Exercise description
Gather the lines below that include the string "icon", copying each in full.

Data rows
□ □ □ □ □

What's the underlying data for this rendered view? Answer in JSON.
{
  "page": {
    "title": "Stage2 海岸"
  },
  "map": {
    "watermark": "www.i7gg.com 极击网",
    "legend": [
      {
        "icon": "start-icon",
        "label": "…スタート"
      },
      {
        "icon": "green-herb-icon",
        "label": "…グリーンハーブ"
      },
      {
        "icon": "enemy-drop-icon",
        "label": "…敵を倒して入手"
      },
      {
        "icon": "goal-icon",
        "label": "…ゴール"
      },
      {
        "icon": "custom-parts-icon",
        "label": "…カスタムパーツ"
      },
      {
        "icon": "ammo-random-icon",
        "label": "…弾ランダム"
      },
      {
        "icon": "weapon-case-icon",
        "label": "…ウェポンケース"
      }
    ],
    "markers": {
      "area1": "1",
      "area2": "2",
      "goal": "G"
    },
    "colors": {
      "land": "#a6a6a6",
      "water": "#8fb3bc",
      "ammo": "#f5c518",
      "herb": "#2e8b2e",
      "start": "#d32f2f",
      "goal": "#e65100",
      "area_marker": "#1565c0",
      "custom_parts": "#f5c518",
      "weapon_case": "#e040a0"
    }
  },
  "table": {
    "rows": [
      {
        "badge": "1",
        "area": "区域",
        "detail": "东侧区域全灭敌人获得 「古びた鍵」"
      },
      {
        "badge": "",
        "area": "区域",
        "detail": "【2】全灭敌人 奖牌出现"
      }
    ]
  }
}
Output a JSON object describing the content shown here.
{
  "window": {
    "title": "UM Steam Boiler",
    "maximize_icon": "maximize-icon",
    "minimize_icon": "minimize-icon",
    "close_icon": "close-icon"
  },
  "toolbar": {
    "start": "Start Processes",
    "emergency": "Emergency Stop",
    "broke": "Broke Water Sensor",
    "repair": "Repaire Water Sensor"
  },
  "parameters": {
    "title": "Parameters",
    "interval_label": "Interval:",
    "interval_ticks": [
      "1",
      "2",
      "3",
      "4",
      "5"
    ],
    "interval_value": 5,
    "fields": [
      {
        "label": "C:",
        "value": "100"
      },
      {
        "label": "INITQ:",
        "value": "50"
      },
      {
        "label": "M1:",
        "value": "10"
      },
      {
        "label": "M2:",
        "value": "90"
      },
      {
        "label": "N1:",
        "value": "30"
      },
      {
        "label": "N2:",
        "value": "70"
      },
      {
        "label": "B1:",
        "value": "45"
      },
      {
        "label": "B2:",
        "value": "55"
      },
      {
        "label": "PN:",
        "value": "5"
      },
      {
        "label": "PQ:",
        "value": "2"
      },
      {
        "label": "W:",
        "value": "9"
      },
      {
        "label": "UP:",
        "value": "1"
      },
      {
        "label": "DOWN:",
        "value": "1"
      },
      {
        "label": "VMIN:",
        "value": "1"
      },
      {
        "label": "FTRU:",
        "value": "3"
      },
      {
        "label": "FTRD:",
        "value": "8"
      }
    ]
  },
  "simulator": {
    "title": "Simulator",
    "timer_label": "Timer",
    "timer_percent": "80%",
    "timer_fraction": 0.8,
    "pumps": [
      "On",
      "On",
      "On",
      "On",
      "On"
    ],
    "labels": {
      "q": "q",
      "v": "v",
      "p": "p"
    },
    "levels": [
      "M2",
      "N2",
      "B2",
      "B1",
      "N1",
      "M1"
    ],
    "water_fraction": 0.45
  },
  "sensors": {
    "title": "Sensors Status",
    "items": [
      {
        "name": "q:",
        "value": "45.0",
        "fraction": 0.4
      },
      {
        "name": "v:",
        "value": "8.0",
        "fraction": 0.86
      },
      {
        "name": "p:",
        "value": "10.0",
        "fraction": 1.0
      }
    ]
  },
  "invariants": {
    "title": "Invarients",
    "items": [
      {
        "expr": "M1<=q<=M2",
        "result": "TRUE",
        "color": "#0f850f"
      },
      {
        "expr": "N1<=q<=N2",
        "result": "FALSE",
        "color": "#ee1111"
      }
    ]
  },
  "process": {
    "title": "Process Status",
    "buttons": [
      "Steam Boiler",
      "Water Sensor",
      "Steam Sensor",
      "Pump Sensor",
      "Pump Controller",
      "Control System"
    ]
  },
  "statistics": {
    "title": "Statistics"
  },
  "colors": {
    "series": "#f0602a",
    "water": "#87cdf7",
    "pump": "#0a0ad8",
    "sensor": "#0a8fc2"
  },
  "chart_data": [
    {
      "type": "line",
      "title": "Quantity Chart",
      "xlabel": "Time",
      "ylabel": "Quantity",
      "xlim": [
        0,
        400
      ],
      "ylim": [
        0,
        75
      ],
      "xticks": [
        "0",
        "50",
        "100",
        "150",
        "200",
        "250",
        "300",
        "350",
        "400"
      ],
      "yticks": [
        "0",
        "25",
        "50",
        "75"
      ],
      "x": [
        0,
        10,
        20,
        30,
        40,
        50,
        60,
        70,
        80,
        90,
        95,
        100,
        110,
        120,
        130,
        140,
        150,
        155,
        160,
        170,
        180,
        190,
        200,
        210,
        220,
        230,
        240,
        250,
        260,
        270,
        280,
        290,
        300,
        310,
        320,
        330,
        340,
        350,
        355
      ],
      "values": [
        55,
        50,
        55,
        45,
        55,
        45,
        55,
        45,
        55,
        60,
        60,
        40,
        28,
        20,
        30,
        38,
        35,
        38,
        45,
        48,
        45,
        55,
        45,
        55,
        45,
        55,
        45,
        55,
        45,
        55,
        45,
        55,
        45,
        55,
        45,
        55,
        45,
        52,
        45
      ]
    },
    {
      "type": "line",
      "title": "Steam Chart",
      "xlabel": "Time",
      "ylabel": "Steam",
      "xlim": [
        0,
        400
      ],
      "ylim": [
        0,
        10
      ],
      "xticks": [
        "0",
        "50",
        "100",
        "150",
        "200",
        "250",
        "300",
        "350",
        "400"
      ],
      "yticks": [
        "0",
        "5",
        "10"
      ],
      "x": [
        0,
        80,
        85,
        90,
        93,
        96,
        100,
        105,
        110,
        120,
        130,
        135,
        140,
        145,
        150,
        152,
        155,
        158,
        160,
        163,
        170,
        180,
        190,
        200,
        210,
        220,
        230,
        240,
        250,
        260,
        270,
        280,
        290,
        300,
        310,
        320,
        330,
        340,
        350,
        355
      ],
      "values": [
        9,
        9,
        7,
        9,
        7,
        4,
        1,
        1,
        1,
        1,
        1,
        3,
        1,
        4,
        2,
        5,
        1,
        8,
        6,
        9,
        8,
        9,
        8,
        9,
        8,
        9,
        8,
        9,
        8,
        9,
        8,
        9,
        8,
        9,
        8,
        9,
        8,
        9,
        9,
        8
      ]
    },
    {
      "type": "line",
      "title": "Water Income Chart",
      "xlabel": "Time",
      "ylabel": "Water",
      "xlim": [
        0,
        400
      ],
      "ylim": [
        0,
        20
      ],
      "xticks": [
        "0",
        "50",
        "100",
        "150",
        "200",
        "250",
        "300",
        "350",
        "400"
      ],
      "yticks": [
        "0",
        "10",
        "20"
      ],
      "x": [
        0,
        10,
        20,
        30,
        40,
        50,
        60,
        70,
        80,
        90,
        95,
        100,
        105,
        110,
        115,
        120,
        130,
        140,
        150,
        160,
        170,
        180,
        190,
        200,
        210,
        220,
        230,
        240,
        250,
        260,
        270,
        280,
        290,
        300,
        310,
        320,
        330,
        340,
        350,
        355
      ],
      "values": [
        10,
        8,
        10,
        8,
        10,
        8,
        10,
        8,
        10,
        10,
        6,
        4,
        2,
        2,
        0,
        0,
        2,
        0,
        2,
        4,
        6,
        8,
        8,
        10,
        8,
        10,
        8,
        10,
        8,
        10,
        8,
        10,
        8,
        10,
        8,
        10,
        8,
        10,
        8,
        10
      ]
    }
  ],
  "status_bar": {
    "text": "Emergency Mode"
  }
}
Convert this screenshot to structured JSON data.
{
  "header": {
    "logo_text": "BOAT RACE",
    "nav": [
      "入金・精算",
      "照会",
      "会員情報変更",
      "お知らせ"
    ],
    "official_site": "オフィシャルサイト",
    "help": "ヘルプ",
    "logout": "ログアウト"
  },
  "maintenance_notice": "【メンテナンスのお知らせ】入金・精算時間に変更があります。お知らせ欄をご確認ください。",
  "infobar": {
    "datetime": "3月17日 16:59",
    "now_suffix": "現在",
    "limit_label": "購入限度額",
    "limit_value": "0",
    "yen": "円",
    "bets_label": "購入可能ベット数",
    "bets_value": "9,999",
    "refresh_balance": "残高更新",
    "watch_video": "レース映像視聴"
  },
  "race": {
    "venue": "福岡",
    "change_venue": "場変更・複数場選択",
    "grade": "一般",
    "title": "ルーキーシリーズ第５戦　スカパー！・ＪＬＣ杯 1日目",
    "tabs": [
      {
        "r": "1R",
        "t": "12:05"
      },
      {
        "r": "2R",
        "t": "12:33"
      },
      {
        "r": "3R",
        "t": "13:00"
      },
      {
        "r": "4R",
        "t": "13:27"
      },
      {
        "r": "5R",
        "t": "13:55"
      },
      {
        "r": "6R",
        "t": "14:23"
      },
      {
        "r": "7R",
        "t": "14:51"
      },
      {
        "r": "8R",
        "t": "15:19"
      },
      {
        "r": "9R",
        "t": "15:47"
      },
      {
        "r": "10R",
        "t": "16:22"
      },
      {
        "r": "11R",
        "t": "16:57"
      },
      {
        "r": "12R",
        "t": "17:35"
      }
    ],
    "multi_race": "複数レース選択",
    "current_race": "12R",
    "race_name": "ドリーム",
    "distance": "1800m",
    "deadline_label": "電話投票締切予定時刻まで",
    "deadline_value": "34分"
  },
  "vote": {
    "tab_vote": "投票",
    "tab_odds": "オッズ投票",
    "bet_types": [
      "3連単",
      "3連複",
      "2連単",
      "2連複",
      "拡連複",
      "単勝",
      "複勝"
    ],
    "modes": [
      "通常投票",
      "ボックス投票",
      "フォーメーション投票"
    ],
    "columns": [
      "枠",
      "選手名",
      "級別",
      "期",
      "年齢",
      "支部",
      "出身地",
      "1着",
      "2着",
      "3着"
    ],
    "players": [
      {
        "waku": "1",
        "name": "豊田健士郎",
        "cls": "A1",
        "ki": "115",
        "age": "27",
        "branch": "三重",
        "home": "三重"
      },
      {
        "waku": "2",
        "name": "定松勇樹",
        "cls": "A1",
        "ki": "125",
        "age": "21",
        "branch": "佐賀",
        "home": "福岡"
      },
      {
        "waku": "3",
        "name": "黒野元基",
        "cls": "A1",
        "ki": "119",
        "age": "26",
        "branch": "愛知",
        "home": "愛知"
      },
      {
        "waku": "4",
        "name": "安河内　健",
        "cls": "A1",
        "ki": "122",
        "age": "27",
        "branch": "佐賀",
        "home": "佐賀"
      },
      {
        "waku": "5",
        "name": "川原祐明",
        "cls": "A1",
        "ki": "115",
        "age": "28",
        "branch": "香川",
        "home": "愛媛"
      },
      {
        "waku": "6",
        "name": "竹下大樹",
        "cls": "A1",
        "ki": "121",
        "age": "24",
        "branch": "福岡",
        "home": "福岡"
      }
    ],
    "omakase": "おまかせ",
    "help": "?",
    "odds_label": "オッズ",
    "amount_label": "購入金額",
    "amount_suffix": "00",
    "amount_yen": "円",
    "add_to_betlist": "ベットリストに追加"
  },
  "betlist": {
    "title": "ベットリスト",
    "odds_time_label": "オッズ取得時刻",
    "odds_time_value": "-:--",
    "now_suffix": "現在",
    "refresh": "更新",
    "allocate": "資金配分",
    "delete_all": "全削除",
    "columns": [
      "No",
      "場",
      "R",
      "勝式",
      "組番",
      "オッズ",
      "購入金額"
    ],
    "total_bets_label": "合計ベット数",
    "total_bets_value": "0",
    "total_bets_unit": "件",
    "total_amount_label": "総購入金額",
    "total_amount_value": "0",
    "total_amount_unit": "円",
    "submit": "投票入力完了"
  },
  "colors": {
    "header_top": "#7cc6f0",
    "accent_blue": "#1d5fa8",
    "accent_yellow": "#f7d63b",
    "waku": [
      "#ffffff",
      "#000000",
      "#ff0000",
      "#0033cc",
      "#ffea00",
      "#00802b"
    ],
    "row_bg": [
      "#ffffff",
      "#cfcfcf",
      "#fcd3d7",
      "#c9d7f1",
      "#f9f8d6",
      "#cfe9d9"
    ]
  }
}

□ □ □ □ □

Final result
        "icon": "start-icon",
        "icon": "green-herb-icon",
        "icon": "enemy-drop-icon",
        "icon": "goal-icon",
        "icon": "custom-parts-icon",
        "icon": "ammo-random-icon",
        "icon": "weapon-case-icon",
    "maximize_icon": "maximize-icon",
    "minimize_icon": "minimize-icon",
    "close_icon": "close-icon"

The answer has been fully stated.